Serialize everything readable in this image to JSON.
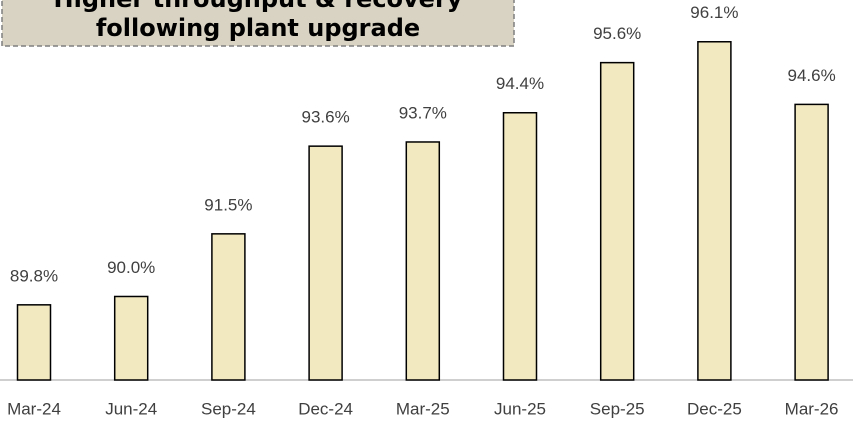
{
  "chart_data": {
    "type": "bar",
    "annotation": [
      "Higher throughput & recovery",
      "following plant upgrade"
    ],
    "categories": [
      "Mar-24",
      "Jun-24",
      "Sep-24",
      "Dec-24",
      "Mar-25",
      "Jun-25",
      "Sep-25",
      "Dec-25",
      "Mar-26"
    ],
    "values": [
      89.8,
      90.0,
      91.5,
      93.6,
      93.7,
      94.4,
      95.6,
      96.1,
      94.6
    ],
    "value_labels": [
      "89.8%",
      "90.0%",
      "91.5%",
      "93.6%",
      "93.7%",
      "94.4%",
      "95.6%",
      "96.1%",
      "94.6%"
    ],
    "color": "#f2e9c1",
    "ylim": [
      88,
      97.1
    ]
  }
}
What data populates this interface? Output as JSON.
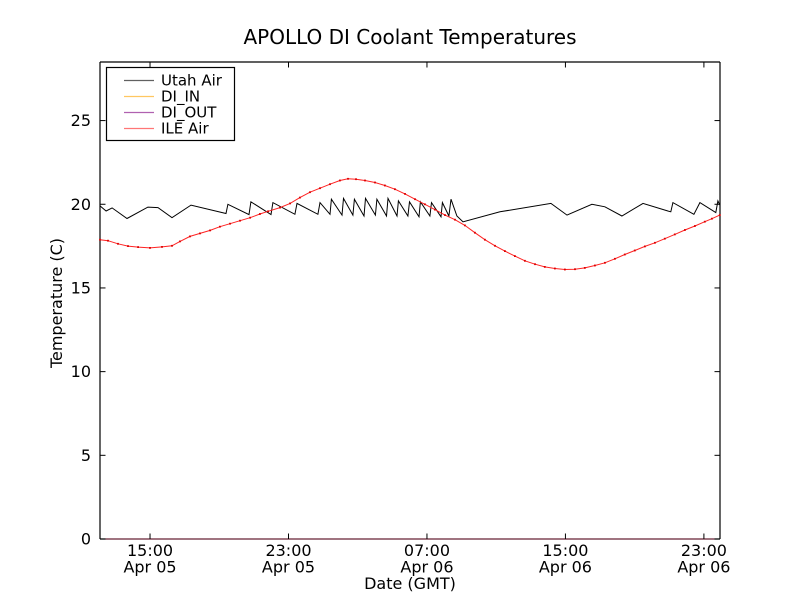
{
  "chart_data": {
    "type": "line",
    "title": "APOLLO DI Coolant Temperatures",
    "xlabel": "Date (GMT)",
    "ylabel": "Temperature (C)",
    "grid": false,
    "legend_position": "upper-left",
    "x_unit": "hours since Apr 05 12:00 GMT",
    "xlim": [
      0.11,
      35.93
    ],
    "ylim": [
      0,
      28.5
    ],
    "y_ticks": [
      0,
      5,
      10,
      15,
      20,
      25
    ],
    "x_ticks": [
      {
        "t": 3,
        "time": "15:00",
        "date": "Apr 05"
      },
      {
        "t": 11,
        "time": "23:00",
        "date": "Apr 05"
      },
      {
        "t": 19,
        "time": "07:00",
        "date": "Apr 06"
      },
      {
        "t": 27,
        "time": "15:00",
        "date": "Apr 06"
      },
      {
        "t": 35,
        "time": "23:00",
        "date": "Apr 06"
      }
    ],
    "legend": [
      "Utah Air",
      "DI_IN",
      "DI_OUT",
      "ILE Air"
    ],
    "series": [
      {
        "name": "Utah Air",
        "color": "#000000",
        "markers": false,
        "points": [
          [
            0.11,
            19.9
          ],
          [
            0.46,
            19.6
          ],
          [
            0.81,
            19.78
          ],
          [
            1.67,
            19.15
          ],
          [
            2.88,
            19.83
          ],
          [
            3.46,
            19.8
          ],
          [
            4.27,
            19.2
          ],
          [
            5.37,
            19.95
          ],
          [
            7.39,
            19.45
          ],
          [
            7.5,
            20.0
          ],
          [
            8.72,
            19.38
          ],
          [
            8.83,
            20.15
          ],
          [
            9.99,
            19.38
          ],
          [
            10.1,
            20.1
          ],
          [
            11.37,
            19.4
          ],
          [
            11.49,
            20.05
          ],
          [
            12.7,
            19.4
          ],
          [
            12.82,
            20.1
          ],
          [
            13.4,
            19.4
          ],
          [
            13.48,
            20.3
          ],
          [
            14.09,
            19.35
          ],
          [
            14.18,
            20.35
          ],
          [
            14.72,
            19.35
          ],
          [
            14.81,
            20.3
          ],
          [
            15.36,
            19.3
          ],
          [
            15.45,
            20.35
          ],
          [
            16.02,
            19.35
          ],
          [
            16.11,
            20.3
          ],
          [
            16.66,
            19.3
          ],
          [
            16.75,
            20.35
          ],
          [
            17.27,
            19.3
          ],
          [
            17.35,
            20.2
          ],
          [
            17.9,
            19.3
          ],
          [
            17.99,
            20.15
          ],
          [
            18.54,
            19.25
          ],
          [
            18.62,
            20.15
          ],
          [
            19.17,
            19.3
          ],
          [
            19.26,
            20.1
          ],
          [
            19.81,
            19.25
          ],
          [
            19.89,
            20.1
          ],
          [
            20.27,
            19.3
          ],
          [
            20.39,
            20.3
          ],
          [
            20.73,
            19.3
          ],
          [
            21.08,
            18.95
          ],
          [
            23.22,
            19.55
          ],
          [
            26.16,
            20.05
          ],
          [
            27.09,
            19.35
          ],
          [
            28.53,
            20.0
          ],
          [
            29.28,
            19.85
          ],
          [
            30.26,
            19.3
          ],
          [
            31.48,
            20.05
          ],
          [
            32.92,
            19.6
          ],
          [
            33.09,
            19.55
          ],
          [
            33.21,
            20.1
          ],
          [
            34.42,
            19.4
          ],
          [
            34.77,
            20.1
          ],
          [
            35.69,
            19.5
          ],
          [
            35.81,
            20.2
          ],
          [
            35.92,
            19.95
          ]
        ]
      },
      {
        "name": "DI_IN",
        "color": "#ffa500",
        "markers": false,
        "note": "flat at 0 C, lies along the bottom axis line",
        "points": [
          [
            0.11,
            0
          ],
          [
            35.92,
            0
          ]
        ]
      },
      {
        "name": "DI_OUT",
        "color": "#800080",
        "markers": false,
        "note": "flat at 0 C, lies along the bottom axis line",
        "points": [
          [
            0.11,
            0
          ],
          [
            35.92,
            0
          ]
        ]
      },
      {
        "name": "ILE Air",
        "color": "#ff2222",
        "markers": true,
        "points": [
          [
            0.11,
            17.88
          ],
          [
            0.57,
            17.82
          ],
          [
            1.15,
            17.64
          ],
          [
            1.73,
            17.5
          ],
          [
            2.31,
            17.44
          ],
          [
            3.0,
            17.39
          ],
          [
            3.69,
            17.45
          ],
          [
            4.27,
            17.52
          ],
          [
            4.73,
            17.78
          ],
          [
            5.31,
            18.08
          ],
          [
            5.89,
            18.26
          ],
          [
            6.47,
            18.44
          ],
          [
            7.04,
            18.66
          ],
          [
            7.62,
            18.84
          ],
          [
            8.2,
            19.02
          ],
          [
            8.78,
            19.2
          ],
          [
            9.35,
            19.42
          ],
          [
            9.82,
            19.58
          ],
          [
            10.51,
            19.8
          ],
          [
            11.09,
            20.05
          ],
          [
            11.66,
            20.4
          ],
          [
            12.24,
            20.72
          ],
          [
            12.82,
            20.96
          ],
          [
            13.4,
            21.2
          ],
          [
            13.97,
            21.42
          ],
          [
            14.44,
            21.52
          ],
          [
            14.9,
            21.5
          ],
          [
            15.42,
            21.42
          ],
          [
            16.0,
            21.3
          ],
          [
            16.57,
            21.12
          ],
          [
            17.15,
            20.9
          ],
          [
            17.73,
            20.62
          ],
          [
            18.31,
            20.3
          ],
          [
            18.88,
            20.0
          ],
          [
            19.46,
            19.68
          ],
          [
            20.04,
            19.35
          ],
          [
            20.62,
            19.08
          ],
          [
            21.19,
            18.74
          ],
          [
            21.77,
            18.3
          ],
          [
            22.35,
            17.88
          ],
          [
            22.93,
            17.52
          ],
          [
            23.5,
            17.2
          ],
          [
            24.08,
            16.9
          ],
          [
            24.66,
            16.62
          ],
          [
            25.24,
            16.42
          ],
          [
            25.81,
            16.26
          ],
          [
            26.39,
            16.16
          ],
          [
            26.97,
            16.1
          ],
          [
            27.55,
            16.12
          ],
          [
            28.12,
            16.2
          ],
          [
            28.7,
            16.34
          ],
          [
            29.28,
            16.5
          ],
          [
            29.86,
            16.74
          ],
          [
            30.43,
            17.0
          ],
          [
            31.01,
            17.24
          ],
          [
            31.59,
            17.48
          ],
          [
            32.17,
            17.7
          ],
          [
            32.74,
            17.94
          ],
          [
            33.32,
            18.2
          ],
          [
            33.9,
            18.46
          ],
          [
            34.48,
            18.7
          ],
          [
            35.05,
            18.96
          ],
          [
            35.46,
            19.14
          ],
          [
            35.92,
            19.35
          ]
        ]
      }
    ]
  }
}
__________
Leave every image out, and retype the material exactly.

→ SOLUTION TO THIS PROBLEM:
Serialize everything readable in this image to JSON.
{
  "chart_data": {
    "type": "bar",
    "annotation": [
      "Higher throughput & recovery",
      "following plant upgrade"
    ],
    "categories": [
      "Mar-24",
      "Jun-24",
      "Sep-24",
      "Dec-24",
      "Mar-25",
      "Jun-25",
      "Sep-25",
      "Dec-25",
      "Mar-26"
    ],
    "values": [
      89.8,
      90.0,
      91.5,
      93.6,
      93.7,
      94.4,
      95.6,
      96.1,
      94.6
    ],
    "value_labels": [
      "89.8%",
      "90.0%",
      "91.5%",
      "93.6%",
      "93.7%",
      "94.4%",
      "95.6%",
      "96.1%",
      "94.6%"
    ],
    "color": "#f2e9c1",
    "ylim": [
      88,
      97.1
    ]
  }
}
What data populates this interface? Output as JSON.
{
  "chart_data": {
    "type": "line",
    "title": "APOLLO DI Coolant Temperatures",
    "xlabel": "Date (GMT)",
    "ylabel": "Temperature (C)",
    "grid": false,
    "legend_position": "upper-left",
    "x_unit": "hours since Apr 05 12:00 GMT",
    "xlim": [
      0.11,
      35.93
    ],
    "ylim": [
      0,
      28.5
    ],
    "y_ticks": [
      0,
      5,
      10,
      15,
      20,
      25
    ],
    "x_ticks": [
      {
        "t": 3,
        "time": "15:00",
        "date": "Apr 05"
      },
      {
        "t": 11,
        "time": "23:00",
        "date": "Apr 05"
      },
      {
        "t": 19,
        "time": "07:00",
        "date": "Apr 06"
      },
      {
        "t": 27,
        "time": "15:00",
        "date": "Apr 06"
      },
      {
        "t": 35,
        "time": "23:00",
        "date": "Apr 06"
      }
    ],
    "legend": [
      "Utah Air",
      "DI_IN",
      "DI_OUT",
      "ILE Air"
    ],
    "series": [
      {
        "name": "Utah Air",
        "color": "#000000",
        "markers": false,
        "points": [
          [
            0.11,
            19.9
          ],
          [
            0.46,
            19.6
          ],
          [
            0.81,
            19.78
          ],
          [
            1.67,
            19.15
          ],
          [
            2.88,
            19.83
          ],
          [
            3.46,
            19.8
          ],
          [
            4.27,
            19.2
          ],
          [
            5.37,
            19.95
          ],
          [
            7.39,
            19.45
          ],
          [
            7.5,
            20.0
          ],
          [
            8.72,
            19.38
          ],
          [
            8.83,
            20.15
          ],
          [
            9.99,
            19.38
          ],
          [
            10.1,
            20.1
          ],
          [
            11.37,
            19.4
          ],
          [
            11.49,
            20.05
          ],
          [
            12.7,
            19.4
          ],
          [
            12.82,
            20.1
          ],
          [
            13.4,
            19.4
          ],
          [
            13.48,
            20.3
          ],
          [
            14.09,
            19.35
          ],
          [
            14.18,
            20.35
          ],
          [
            14.72,
            19.35
          ],
          [
            14.81,
            20.3
          ],
          [
            15.36,
            19.3
          ],
          [
            15.45,
            20.35
          ],
          [
            16.02,
            19.35
          ],
          [
            16.11,
            20.3
          ],
          [
            16.66,
            19.3
          ],
          [
            16.75,
            20.35
          ],
          [
            17.27,
            19.3
          ],
          [
            17.35,
            20.2
          ],
          [
            17.9,
            19.3
          ],
          [
            17.99,
            20.15
          ],
          [
            18.54,
            19.25
          ],
          [
            18.62,
            20.15
          ],
          [
            19.17,
            19.3
          ],
          [
            19.26,
            20.1
          ],
          [
            19.81,
            19.25
          ],
          [
            19.89,
            20.1
          ],
          [
            20.27,
            19.3
          ],
          [
            20.39,
            20.3
          ],
          [
            20.73,
            19.3
          ],
          [
            21.08,
            18.95
          ],
          [
            23.22,
            19.55
          ],
          [
            26.16,
            20.05
          ],
          [
            27.09,
            19.35
          ],
          [
            28.53,
            20.0
          ],
          [
            29.28,
            19.85
          ],
          [
            30.26,
            19.3
          ],
          [
            31.48,
            20.05
          ],
          [
            32.92,
            19.6
          ],
          [
            33.09,
            19.55
          ],
          [
            33.21,
            20.1
          ],
          [
            34.42,
            19.4
          ],
          [
            34.77,
            20.1
          ],
          [
            35.69,
            19.5
          ],
          [
            35.81,
            20.2
          ],
          [
            35.92,
            19.95
          ]
        ]
      },
      {
        "name": "DI_IN",
        "color": "#ffa500",
        "markers": false,
        "note": "flat at 0 C, lies along the bottom axis line",
        "points": [
          [
            0.11,
            0
          ],
          [
            35.92,
            0
          ]
        ]
      },
      {
        "name": "DI_OUT",
        "color": "#800080",
        "markers": false,
        "note": "flat at 0 C, lies along the bottom axis line",
        "points": [
          [
            0.11,
            0
          ],
          [
            35.92,
            0
          ]
        ]
      },
      {
        "name": "ILE Air",
        "color": "#ff2222",
        "markers": true,
        "points": [
          [
            0.11,
            17.88
          ],
          [
            0.57,
            17.82
          ],
          [
            1.15,
            17.64
          ],
          [
            1.73,
            17.5
          ],
          [
            2.31,
            17.44
          ],
          [
            3.0,
            17.39
          ],
          [
            3.69,
            17.45
          ],
          [
            4.27,
            17.52
          ],
          [
            4.73,
            17.78
          ],
          [
            5.31,
            18.08
          ],
          [
            5.89,
            18.26
          ],
          [
            6.47,
            18.44
          ],
          [
            7.04,
            18.66
          ],
          [
            7.62,
            18.84
          ],
          [
            8.2,
            19.02
          ],
          [
            8.78,
            19.2
          ],
          [
            9.35,
            19.42
          ],
          [
            9.82,
            19.58
          ],
          [
            10.51,
            19.8
          ],
          [
            11.09,
            20.05
          ],
          [
            11.66,
            20.4
          ],
          [
            12.24,
            20.72
          ],
          [
            12.82,
            20.96
          ],
          [
            13.4,
            21.2
          ],
          [
            13.97,
            21.42
          ],
          [
            14.44,
            21.52
          ],
          [
            14.9,
            21.5
          ],
          [
            15.42,
            21.42
          ],
          [
            16.0,
            21.3
          ],
          [
            16.57,
            21.12
          ],
          [
            17.15,
            20.9
          ],
          [
            17.73,
            20.62
          ],
          [
            18.31,
            20.3
          ],
          [
            18.88,
            20.0
          ],
          [
            19.46,
            19.68
          ],
          [
            20.04,
            19.35
          ],
          [
            20.62,
            19.08
          ],
          [
            21.19,
            18.74
          ],
          [
            21.77,
            18.3
          ],
          [
            22.35,
            17.88
          ],
          [
            22.93,
            17.52
          ],
          [
            23.5,
            17.2
          ],
          [
            24.08,
            16.9
          ],
          [
            24.66,
            16.62
          ],
          [
            25.24,
            16.42
          ],
          [
            25.81,
            16.26
          ],
          [
            26.39,
            16.16
          ],
          [
            26.97,
            16.1
          ],
          [
            27.55,
            16.12
          ],
          [
            28.12,
            16.2
          ],
          [
            28.7,
            16.34
          ],
          [
            29.28,
            16.5
          ],
          [
            29.86,
            16.74
          ],
          [
            30.43,
            17.0
          ],
          [
            31.01,
            17.24
          ],
          [
            31.59,
            17.48
          ],
          [
            32.17,
            17.7
          ],
          [
            32.74,
            17.94
          ],
          [
            33.32,
            18.2
          ],
          [
            33.9,
            18.46
          ],
          [
            34.48,
            18.7
          ],
          [
            35.05,
            18.96
          ],
          [
            35.46,
            19.14
          ],
          [
            35.92,
            19.35
          ]
        ]
      }
    ]
  }
}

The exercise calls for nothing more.